__AUFGABENSTELLUNG 1__:
Aktualisiere den Bericht über Ptschelinzew von „Am 15. Mai jedoch“ bis einschließlich „wieder gefoltert haben.“, indem du „Untersuchungshaft“ durch „Haft“ ersetzt, und gib diesen Abschnitt neu wieder.

__TEXTAUSZUG__:
────

Dmitrij Ptschelinzev, einer der Beschuldigten im Verfahren gegen die angebliche terroristische Vereinigung „Set“ (Netz), hat erneut über Folterungen und massive Drohungen berichtet. Wie er seinem Anwalt Oleg Sajzew mitteilt, wollte man ihn damit zwingen, seine Aussagen über Foltern zu widerrufen, die er etwa zwei Monate nach seiner Verhaftung gemacht hatte, und sein durch Folter erpresstes Geständnis zu bekräftigen. Darüber hinaus drohte man ihm, seine Frau zu vergewaltigen.

Tatsächlich hatte Ptschelinzew nur wenige Tage nach seinem ersten Bericht die Behauptung, gefoltert worden zu sein, zurückgezogen. Auch gegenüber Staatsanwälten und Vertretern der Menschenrechtbeauftragten wiederholte er, wie er kürzilich erklärte, den einstudierten Satz, er habe „mit der Behauptung über die Foltern gelogen, um sich der strafrechtlichen Verantwortung zu entziehen“.

Am 15. Mai jedoch widerrief Ptschelinzew sämtliche Schuldbekenntnisse, beschrieb die erneuten Folterungen im Detail, und ergänzte diese Aussage mit der Erklärung: „Wenn ich mich erneut von meinen Aussagen über die Folterungen, denen ich ausgesetzt wurde, lossage, und wiederum ein absurdes Schuldbekenntnis abgebe und andere belaste, oder wenn mir in der Untersuchungshaft oder beim FSB etwas passiert – dann bedeutet dass, dass sie mich wieder gefoltert haben.

────

__DIE EINGABE__:
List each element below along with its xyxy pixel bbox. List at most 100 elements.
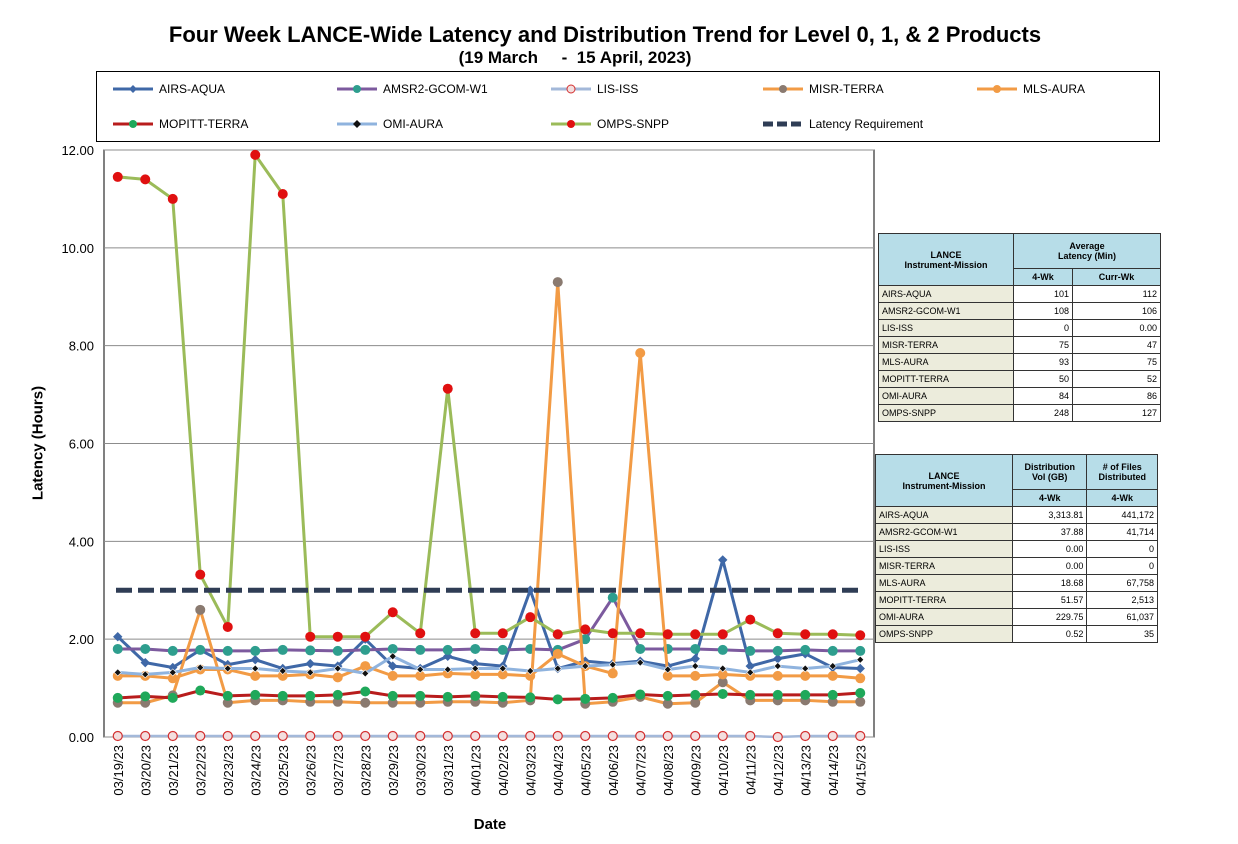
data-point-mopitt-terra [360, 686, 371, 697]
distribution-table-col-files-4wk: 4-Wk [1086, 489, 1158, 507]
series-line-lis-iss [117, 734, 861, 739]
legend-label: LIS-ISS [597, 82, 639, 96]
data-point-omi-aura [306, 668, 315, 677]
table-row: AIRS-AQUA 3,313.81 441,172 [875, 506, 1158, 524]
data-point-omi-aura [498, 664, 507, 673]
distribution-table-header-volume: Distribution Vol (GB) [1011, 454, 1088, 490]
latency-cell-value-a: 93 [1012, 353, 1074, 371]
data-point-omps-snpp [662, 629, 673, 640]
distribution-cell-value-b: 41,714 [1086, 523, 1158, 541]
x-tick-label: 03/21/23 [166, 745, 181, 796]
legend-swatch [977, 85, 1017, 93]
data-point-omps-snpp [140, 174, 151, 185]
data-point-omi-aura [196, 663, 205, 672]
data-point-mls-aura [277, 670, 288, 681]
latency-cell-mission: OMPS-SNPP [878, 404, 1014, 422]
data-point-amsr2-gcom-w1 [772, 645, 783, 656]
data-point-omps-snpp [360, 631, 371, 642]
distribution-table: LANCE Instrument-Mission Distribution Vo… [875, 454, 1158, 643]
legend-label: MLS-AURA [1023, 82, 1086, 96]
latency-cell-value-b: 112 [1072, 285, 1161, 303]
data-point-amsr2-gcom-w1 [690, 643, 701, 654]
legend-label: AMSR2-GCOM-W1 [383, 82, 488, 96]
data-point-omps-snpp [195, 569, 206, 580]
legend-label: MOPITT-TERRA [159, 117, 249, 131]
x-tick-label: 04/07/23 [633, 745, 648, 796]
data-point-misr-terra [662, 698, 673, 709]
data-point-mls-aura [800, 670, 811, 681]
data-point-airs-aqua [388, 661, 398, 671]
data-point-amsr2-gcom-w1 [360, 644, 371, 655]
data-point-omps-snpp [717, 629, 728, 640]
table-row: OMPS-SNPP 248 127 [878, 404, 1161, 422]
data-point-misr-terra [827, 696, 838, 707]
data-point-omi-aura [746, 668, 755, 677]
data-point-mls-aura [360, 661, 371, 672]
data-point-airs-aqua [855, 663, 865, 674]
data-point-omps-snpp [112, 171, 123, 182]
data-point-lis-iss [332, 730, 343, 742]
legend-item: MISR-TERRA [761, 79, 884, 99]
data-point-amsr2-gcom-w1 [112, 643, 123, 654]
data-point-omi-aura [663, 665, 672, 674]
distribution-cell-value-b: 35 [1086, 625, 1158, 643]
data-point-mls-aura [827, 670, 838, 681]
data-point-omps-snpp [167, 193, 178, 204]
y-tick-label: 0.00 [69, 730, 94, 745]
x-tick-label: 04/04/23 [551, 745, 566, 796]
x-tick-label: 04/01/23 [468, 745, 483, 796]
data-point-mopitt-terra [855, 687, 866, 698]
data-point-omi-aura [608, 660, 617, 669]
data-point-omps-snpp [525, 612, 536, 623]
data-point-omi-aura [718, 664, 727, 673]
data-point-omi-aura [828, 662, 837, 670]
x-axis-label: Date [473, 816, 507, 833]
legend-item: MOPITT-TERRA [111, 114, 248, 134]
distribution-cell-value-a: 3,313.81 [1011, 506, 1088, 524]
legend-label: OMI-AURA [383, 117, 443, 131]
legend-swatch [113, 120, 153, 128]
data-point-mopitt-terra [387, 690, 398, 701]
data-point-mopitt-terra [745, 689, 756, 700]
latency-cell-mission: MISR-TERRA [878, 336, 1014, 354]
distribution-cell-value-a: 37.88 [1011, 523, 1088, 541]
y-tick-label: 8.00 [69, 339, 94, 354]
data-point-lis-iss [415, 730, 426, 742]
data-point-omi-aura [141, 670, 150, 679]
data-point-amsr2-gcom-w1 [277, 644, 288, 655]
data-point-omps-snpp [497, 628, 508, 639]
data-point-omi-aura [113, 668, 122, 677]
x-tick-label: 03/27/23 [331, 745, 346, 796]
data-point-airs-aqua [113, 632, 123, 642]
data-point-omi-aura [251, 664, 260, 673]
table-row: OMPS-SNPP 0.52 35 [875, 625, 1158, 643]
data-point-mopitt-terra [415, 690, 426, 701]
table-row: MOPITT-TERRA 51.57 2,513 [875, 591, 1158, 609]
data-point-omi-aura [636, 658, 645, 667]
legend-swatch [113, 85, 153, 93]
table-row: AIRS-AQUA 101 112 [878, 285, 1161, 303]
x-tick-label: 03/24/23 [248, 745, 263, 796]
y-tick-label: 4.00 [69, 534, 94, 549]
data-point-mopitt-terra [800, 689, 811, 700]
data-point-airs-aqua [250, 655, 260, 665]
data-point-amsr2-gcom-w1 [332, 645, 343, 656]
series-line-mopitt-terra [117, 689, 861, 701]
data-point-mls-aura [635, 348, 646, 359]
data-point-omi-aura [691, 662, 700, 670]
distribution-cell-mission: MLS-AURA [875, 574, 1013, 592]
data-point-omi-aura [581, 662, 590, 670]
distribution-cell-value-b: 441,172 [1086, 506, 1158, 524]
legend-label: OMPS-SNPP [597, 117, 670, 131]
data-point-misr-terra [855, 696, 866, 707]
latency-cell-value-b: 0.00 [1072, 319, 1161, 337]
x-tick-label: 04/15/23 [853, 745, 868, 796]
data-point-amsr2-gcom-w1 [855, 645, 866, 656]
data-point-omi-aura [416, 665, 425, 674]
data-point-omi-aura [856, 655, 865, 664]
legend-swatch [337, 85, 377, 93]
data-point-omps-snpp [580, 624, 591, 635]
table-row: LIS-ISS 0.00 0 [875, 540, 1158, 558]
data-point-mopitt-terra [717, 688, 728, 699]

────

__AUFGABENSTELLUNG 2__:
Übernimm aus den Einträgen unverändert die Zeilen von der Zeile mit „data-point-mopitt-terra [360, 686, 371, 697]“ bis einschließlich der Zeile mit „legend-swatch [977, 85, 1017, 93]“.

__RICHTIGE LÖSUNG 1__:
Am 15. Mai jedoch widerrief Ptschelinzew sämtliche Schuldbekenntnisse, beschrieb die erneuten Folterungen im Detail, und ergänzte diese Aussage mit der Erklärung: „Wenn ich mich erneut von meinen Aussagen über die Folterungen, denen ich ausgesetzt wurde, lossage, und wiederum ein absurdes Schuldbekenntnis abgebe und andere belaste, oder wenn mir in der Haft oder beim FSB etwas passiert – dann bedeutet dass, dass sie mich wieder gefoltert haben.

__RICHTIGE LÖSUNG 2__:
data-point-mopitt-terra [360, 686, 371, 697]
distribution-table-col-files-4wk: 4-Wk [1086, 489, 1158, 507]
series-line-lis-iss [117, 734, 861, 739]
legend-label: LIS-ISS [597, 82, 639, 96]
data-point-omi-aura [306, 668, 315, 677]
table-row: AIRS-AQUA 3,313.81 441,172 [875, 506, 1158, 524]
data-point-omi-aura [498, 664, 507, 673]
distribution-table-header-volume: Distribution Vol (GB) [1011, 454, 1088, 490]
latency-cell-value-a: 93 [1012, 353, 1074, 371]
data-point-omps-snpp [662, 629, 673, 640]
distribution-cell-value-b: 41,714 [1086, 523, 1158, 541]
x-tick-label: 03/21/23 [166, 745, 181, 796]
legend-swatch [977, 85, 1017, 93]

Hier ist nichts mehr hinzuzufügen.